- _Problem statement_: Reproduce every record exactly as it appears, but not the pictures.
______________________________
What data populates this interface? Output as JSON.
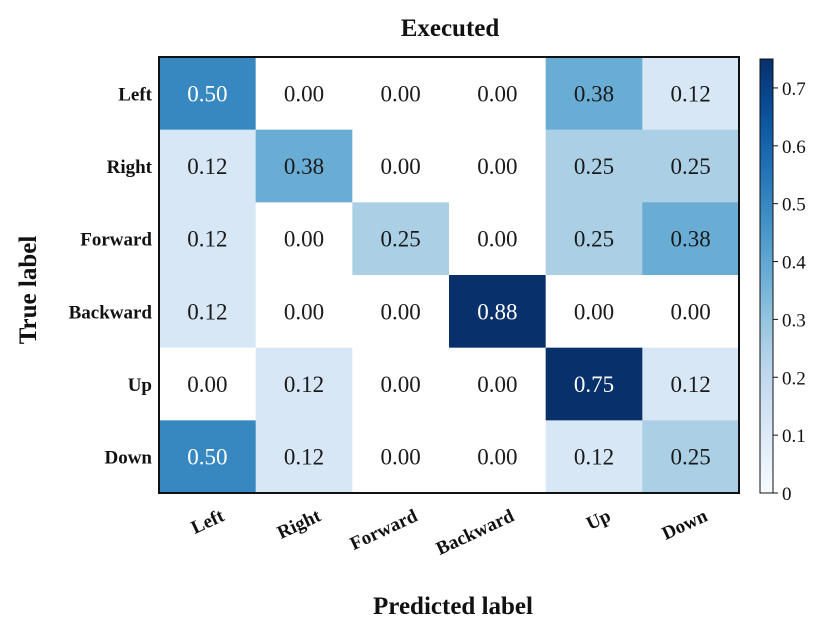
{
  "chart_data": {
    "type": "heatmap",
    "title": "Executed",
    "xlabel": "Predicted label",
    "ylabel": "True label",
    "x_categories": [
      "Left",
      "Right",
      "Forward",
      "Backward",
      "Up",
      "Down"
    ],
    "y_categories": [
      "Left",
      "Right",
      "Forward",
      "Backward",
      "Up",
      "Down"
    ],
    "values": [
      [
        0.5,
        0.0,
        0.0,
        0.0,
        0.38,
        0.12
      ],
      [
        0.12,
        0.38,
        0.0,
        0.0,
        0.25,
        0.25
      ],
      [
        0.12,
        0.0,
        0.25,
        0.0,
        0.25,
        0.38
      ],
      [
        0.12,
        0.0,
        0.0,
        0.88,
        0.0,
        0.0
      ],
      [
        0.0,
        0.12,
        0.0,
        0.0,
        0.75,
        0.12
      ],
      [
        0.5,
        0.12,
        0.0,
        0.0,
        0.12,
        0.25
      ]
    ],
    "colorbar": {
      "min": 0,
      "max": 0.75,
      "ticks": [
        0,
        0.1,
        0.2,
        0.3,
        0.4,
        0.5,
        0.6,
        0.7
      ],
      "tick_labels": [
        "0",
        "0.1",
        "0.2",
        "0.3",
        "0.4",
        "0.5",
        "0.6",
        "0.7"
      ]
    },
    "colormap": "Blues",
    "colors": {
      "low": "#f7fbff",
      "high": "#08306b",
      "text_dark": "#1a1a1a",
      "text_light": "#ffffff"
    }
  }
}
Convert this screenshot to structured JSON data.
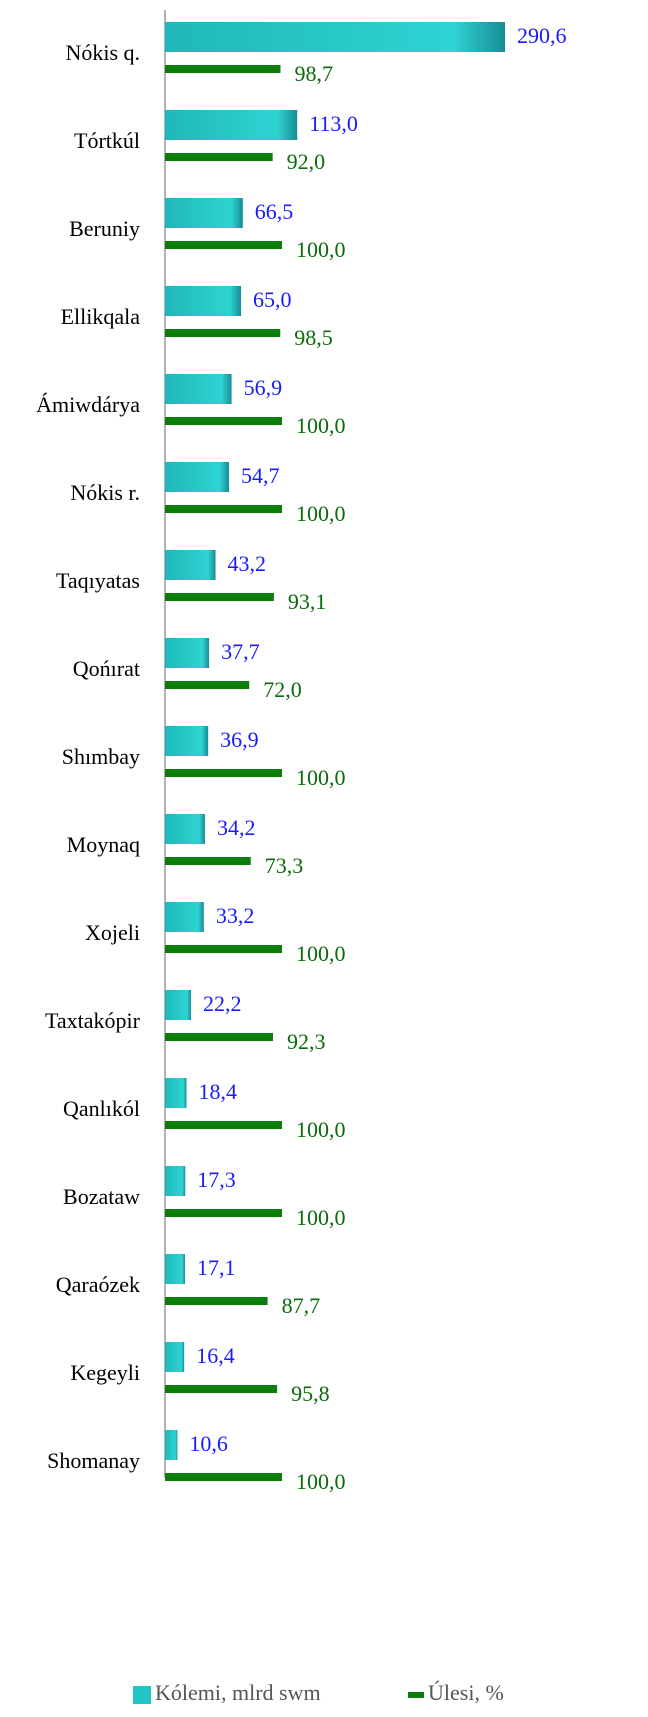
______________________________
- _Response to this exercise_:
What data populates this interface? Output as JSON.
{
  "chart_data": {
    "type": "heatmap",
    "title": "Executed",
    "xlabel": "Predicted label",
    "ylabel": "True label",
    "x_categories": [
      "Left",
      "Right",
      "Forward",
      "Backward",
      "Up",
      "Down"
    ],
    "y_categories": [
      "Left",
      "Right",
      "Forward",
      "Backward",
      "Up",
      "Down"
    ],
    "values": [
      [
        0.5,
        0.0,
        0.0,
        0.0,
        0.38,
        0.12
      ],
      [
        0.12,
        0.38,
        0.0,
        0.0,
        0.25,
        0.25
      ],
      [
        0.12,
        0.0,
        0.25,
        0.0,
        0.25,
        0.38
      ],
      [
        0.12,
        0.0,
        0.0,
        0.88,
        0.0,
        0.0
      ],
      [
        0.0,
        0.12,
        0.0,
        0.0,
        0.75,
        0.12
      ],
      [
        0.5,
        0.12,
        0.0,
        0.0,
        0.12,
        0.25
      ]
    ],
    "colorbar": {
      "min": 0,
      "max": 0.75,
      "ticks": [
        0,
        0.1,
        0.2,
        0.3,
        0.4,
        0.5,
        0.6,
        0.7
      ],
      "tick_labels": [
        "0",
        "0.1",
        "0.2",
        "0.3",
        "0.4",
        "0.5",
        "0.6",
        "0.7"
      ]
    },
    "colormap": "Blues",
    "colors": {
      "low": "#f7fbff",
      "high": "#08306b",
      "text_dark": "#1a1a1a",
      "text_light": "#ffffff"
    }
  }
}
Convert this screenshot to structured JSON data.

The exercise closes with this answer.